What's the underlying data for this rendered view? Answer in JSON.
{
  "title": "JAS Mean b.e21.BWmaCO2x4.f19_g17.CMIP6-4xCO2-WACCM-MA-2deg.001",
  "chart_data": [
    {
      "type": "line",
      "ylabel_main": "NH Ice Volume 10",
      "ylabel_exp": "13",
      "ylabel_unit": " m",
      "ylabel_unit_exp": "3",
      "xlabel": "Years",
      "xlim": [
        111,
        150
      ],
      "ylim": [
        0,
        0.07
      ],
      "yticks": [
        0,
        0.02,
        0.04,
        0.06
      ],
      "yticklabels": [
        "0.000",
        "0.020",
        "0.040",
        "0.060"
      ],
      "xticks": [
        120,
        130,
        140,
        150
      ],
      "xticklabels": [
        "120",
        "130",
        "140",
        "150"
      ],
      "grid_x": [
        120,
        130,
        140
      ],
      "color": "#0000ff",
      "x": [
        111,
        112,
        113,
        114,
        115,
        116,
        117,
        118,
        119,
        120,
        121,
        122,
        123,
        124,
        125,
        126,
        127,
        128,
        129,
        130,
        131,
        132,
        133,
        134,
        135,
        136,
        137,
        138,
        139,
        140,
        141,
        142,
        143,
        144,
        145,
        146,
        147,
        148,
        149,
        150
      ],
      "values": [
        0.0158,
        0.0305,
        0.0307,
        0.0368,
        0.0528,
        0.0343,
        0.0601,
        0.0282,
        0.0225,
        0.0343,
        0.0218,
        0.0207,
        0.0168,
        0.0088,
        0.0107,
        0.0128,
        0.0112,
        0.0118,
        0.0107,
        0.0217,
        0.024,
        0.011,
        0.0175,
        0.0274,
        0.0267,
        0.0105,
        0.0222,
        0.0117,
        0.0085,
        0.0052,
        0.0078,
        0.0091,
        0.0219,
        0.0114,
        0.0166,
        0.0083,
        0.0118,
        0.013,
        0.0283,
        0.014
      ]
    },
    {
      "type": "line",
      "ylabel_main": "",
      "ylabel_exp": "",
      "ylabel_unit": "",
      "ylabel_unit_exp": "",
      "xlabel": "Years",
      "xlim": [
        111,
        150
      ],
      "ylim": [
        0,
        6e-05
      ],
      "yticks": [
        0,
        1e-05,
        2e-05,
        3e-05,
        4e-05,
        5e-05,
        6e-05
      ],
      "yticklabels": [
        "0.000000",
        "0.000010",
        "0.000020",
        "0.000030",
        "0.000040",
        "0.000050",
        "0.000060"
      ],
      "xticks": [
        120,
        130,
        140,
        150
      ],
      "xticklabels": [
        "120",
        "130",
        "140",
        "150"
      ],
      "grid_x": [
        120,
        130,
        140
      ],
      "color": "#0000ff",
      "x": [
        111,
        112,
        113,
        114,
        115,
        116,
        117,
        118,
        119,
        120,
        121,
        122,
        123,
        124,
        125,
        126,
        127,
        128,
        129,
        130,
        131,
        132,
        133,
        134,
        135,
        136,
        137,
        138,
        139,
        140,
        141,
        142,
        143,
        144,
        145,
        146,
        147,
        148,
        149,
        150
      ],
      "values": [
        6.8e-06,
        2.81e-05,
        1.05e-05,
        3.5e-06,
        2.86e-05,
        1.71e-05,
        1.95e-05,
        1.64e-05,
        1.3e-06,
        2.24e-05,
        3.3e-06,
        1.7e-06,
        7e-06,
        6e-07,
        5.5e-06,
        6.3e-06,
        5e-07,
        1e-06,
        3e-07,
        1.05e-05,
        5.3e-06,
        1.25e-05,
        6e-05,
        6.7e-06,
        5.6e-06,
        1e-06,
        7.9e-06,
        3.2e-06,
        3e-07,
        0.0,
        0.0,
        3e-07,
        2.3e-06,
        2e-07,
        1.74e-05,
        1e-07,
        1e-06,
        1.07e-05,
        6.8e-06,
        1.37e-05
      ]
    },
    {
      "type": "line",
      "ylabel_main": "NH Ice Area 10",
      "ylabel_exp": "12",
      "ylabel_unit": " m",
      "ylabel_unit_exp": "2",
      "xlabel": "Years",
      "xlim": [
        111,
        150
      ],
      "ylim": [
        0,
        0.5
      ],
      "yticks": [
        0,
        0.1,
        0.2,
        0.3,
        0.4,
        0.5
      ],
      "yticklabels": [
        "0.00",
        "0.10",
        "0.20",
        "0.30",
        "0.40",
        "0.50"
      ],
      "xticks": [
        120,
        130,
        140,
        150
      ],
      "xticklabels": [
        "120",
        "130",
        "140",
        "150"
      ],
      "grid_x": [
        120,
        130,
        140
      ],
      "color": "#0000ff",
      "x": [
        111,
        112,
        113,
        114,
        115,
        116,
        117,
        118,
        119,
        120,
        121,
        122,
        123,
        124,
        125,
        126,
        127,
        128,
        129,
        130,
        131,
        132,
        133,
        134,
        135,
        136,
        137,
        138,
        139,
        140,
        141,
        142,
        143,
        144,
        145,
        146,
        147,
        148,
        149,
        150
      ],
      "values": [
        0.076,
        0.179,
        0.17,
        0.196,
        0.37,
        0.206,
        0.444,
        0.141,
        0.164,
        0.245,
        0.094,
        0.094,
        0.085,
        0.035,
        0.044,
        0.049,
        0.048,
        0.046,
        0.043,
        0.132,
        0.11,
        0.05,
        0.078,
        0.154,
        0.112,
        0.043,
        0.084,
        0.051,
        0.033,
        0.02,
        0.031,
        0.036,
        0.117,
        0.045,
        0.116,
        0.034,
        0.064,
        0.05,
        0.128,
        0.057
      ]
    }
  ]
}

■ ■ ■ ■ ■

**Prompt**
Transcribe every entry exactly.

**Output of the exercise**
What's the underlying data for this rendered view? Answer in JSON.
{
  "title": "JAS Mean b.e21.BWmaCO2x4.f19_g17.CMIP6-4xCO2-WACCM-MA-2deg.001",
  "chart_data": [
    {
      "type": "line",
      "ylabel_main": "NH Ice Volume 10",
      "ylabel_exp": "13",
      "ylabel_unit": " m",
      "ylabel_unit_exp": "3",
      "xlabel": "Years",
      "xlim": [
        111,
        150
      ],
      "ylim": [
        0,
        0.07
      ],
      "yticks": [
        0,
        0.02,
        0.04,
        0.06
      ],
      "yticklabels": [
        "0.000",
        "0.020",
        "0.040",
        "0.060"
      ],
      "xticks": [
        120,
        130,
        140,
        150
      ],
      "xticklabels": [
        "120",
        "130",
        "140",
        "150"
      ],
      "grid_x": [
        120,
        130,
        140
      ],
      "color": "#0000ff",
      "x": [
        111,
        112,
        113,
        114,
        115,
        116,
        117,
        118,
        119,
        120,
        121,
        122,
        123,
        124,
        125,
        126,
        127,
        128,
        129,
        130,
        131,
        132,
        133,
        134,
        135,
        136,
        137,
        138,
        139,
        140,
        141,
        142,
        143,
        144,
        145,
        146,
        147,
        148,
        149,
        150
      ],
      "values": [
        0.0158,
        0.0305,
        0.0307,
        0.0368,
        0.0528,
        0.0343,
        0.0601,
        0.0282,
        0.0225,
        0.0343,
        0.0218,
        0.0207,
        0.0168,
        0.0088,
        0.0107,
        0.0128,
        0.0112,
        0.0118,
        0.0107,
        0.0217,
        0.024,
        0.011,
        0.0175,
        0.0274,
        0.0267,
        0.0105,
        0.0222,
        0.0117,
        0.0085,
        0.0052,
        0.0078,
        0.0091,
        0.0219,
        0.0114,
        0.0166,
        0.0083,
        0.0118,
        0.013,
        0.0283,
        0.014
      ]
    },
    {
      "type": "line",
      "ylabel_main": "",
      "ylabel_exp": "",
      "ylabel_unit": "",
      "ylabel_unit_exp": "",
      "xlabel": "Years",
      "xlim": [
        111,
        150
      ],
      "ylim": [
        0,
        6e-05
      ],
      "yticks": [
        0,
        1e-05,
        2e-05,
        3e-05,
        4e-05,
        5e-05,
        6e-05
      ],
      "yticklabels": [
        "0.000000",
        "0.000010",
        "0.000020",
        "0.000030",
        "0.000040",
        "0.000050",
        "0.000060"
      ],
      "xticks": [
        120,
        130,
        140,
        150
      ],
      "xticklabels": [
        "120",
        "130",
        "140",
        "150"
      ],
      "grid_x": [
        120,
        130,
        140
      ],
      "color": "#0000ff",
      "x": [
        111,
        112,
        113,
        114,
        115,
        116,
        117,
        118,
        119,
        120,
        121,
        122,
        123,
        124,
        125,
        126,
        127,
        128,
        129,
        130,
        131,
        132,
        133,
        134,
        135,
        136,
        137,
        138,
        139,
        140,
        141,
        142,
        143,
        144,
        145,
        146,
        147,
        148,
        149,
        150
      ],
      "values": [
        6.8e-06,
        2.81e-05,
        1.05e-05,
        3.5e-06,
        2.86e-05,
        1.71e-05,
        1.95e-05,
        1.64e-05,
        1.3e-06,
        2.24e-05,
        3.3e-06,
        1.7e-06,
        7e-06,
        6e-07,
        5.5e-06,
        6.3e-06,
        5e-07,
        1e-06,
        3e-07,
        1.05e-05,
        5.3e-06,
        1.25e-05,
        6e-05,
        6.7e-06,
        5.6e-06,
        1e-06,
        7.9e-06,
        3.2e-06,
        3e-07,
        0.0,
        0.0,
        3e-07,
        2.3e-06,
        2e-07,
        1.74e-05,
        1e-07,
        1e-06,
        1.07e-05,
        6.8e-06,
        1.37e-05
      ]
    },
    {
      "type": "line",
      "ylabel_main": "NH Ice Area 10",
      "ylabel_exp": "12",
      "ylabel_unit": " m",
      "ylabel_unit_exp": "2",
      "xlabel": "Years",
      "xlim": [
        111,
        150
      ],
      "ylim": [
        0,
        0.5
      ],
      "yticks": [
        0,
        0.1,
        0.2,
        0.3,
        0.4,
        0.5
      ],
      "yticklabels": [
        "0.00",
        "0.10",
        "0.20",
        "0.30",
        "0.40",
        "0.50"
      ],
      "xticks": [
        120,
        130,
        140,
        150
      ],
      "xticklabels": [
        "120",
        "130",
        "140",
        "150"
      ],
      "grid_x": [
        120,
        130,
        140
      ],
      "color": "#0000ff",
      "x": [
        111,
        112,
        113,
        114,
        115,
        116,
        117,
        118,
        119,
        120,
        121,
        122,
        123,
        124,
        125,
        126,
        127,
        128,
        129,
        130,
        131,
        132,
        133,
        134,
        135,
        136,
        137,
        138,
        139,
        140,
        141,
        142,
        143,
        144,
        145,
        146,
        147,
        148,
        149,
        150
      ],
      "values": [
        0.076,
        0.179,
        0.17,
        0.196,
        0.37,
        0.206,
        0.444,
        0.141,
        0.164,
        0.245,
        0.094,
        0.094,
        0.085,
        0.035,
        0.044,
        0.049,
        0.048,
        0.046,
        0.043,
        0.132,
        0.11,
        0.05,
        0.078,
        0.154,
        0.112,
        0.043,
        0.084,
        0.051,
        0.033,
        0.02,
        0.031,
        0.036,
        0.117,
        0.045,
        0.116,
        0.034,
        0.064,
        0.05,
        0.128,
        0.057
      ]
    }
  ]
}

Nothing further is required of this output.